■ The task
Output only the span of lines that begins at the line containing "Convert this document image to plain text." and ends at the last line of the data, both included, exactly as they appear.

■ Provided entries

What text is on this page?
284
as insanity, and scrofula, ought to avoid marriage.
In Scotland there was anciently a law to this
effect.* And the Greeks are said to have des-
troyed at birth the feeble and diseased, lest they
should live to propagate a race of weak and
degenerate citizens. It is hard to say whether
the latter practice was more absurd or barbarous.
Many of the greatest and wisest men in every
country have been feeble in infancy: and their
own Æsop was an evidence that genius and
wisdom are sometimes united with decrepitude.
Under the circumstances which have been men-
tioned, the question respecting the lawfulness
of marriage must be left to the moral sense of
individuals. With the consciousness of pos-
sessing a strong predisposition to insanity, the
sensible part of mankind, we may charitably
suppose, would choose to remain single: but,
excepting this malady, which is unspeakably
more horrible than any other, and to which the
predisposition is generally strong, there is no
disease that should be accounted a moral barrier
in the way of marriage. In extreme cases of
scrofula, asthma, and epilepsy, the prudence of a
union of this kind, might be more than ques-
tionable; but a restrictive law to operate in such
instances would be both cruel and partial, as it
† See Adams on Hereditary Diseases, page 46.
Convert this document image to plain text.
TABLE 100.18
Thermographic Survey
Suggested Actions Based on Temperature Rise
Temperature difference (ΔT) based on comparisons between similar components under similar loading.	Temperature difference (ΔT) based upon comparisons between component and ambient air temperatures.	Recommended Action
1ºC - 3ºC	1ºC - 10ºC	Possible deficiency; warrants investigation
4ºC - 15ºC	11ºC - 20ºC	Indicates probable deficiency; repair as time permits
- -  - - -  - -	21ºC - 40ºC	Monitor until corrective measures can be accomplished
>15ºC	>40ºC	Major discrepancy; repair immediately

■ Correct answer
Convert this document image to plain text.
TABLE 100.18
Thermographic Survey
Suggested Actions Based on Temperature Rise
Temperature difference (ΔT) based on comparisons between similar components under similar loading.	Temperature difference (ΔT) based upon comparisons between component and ambient air temperatures.	Recommended Action
1ºC - 3ºC	1ºC - 10ºC	Possible deficiency; warrants investigation
4ºC - 15ºC	11ºC - 20ºC	Indicates probable deficiency; repair as time permits
- -  - - -  - -	21ºC - 40ºC	Monitor until corrective measures can be accomplished
>15ºC	>40ºC	Major discrepancy; repair immediately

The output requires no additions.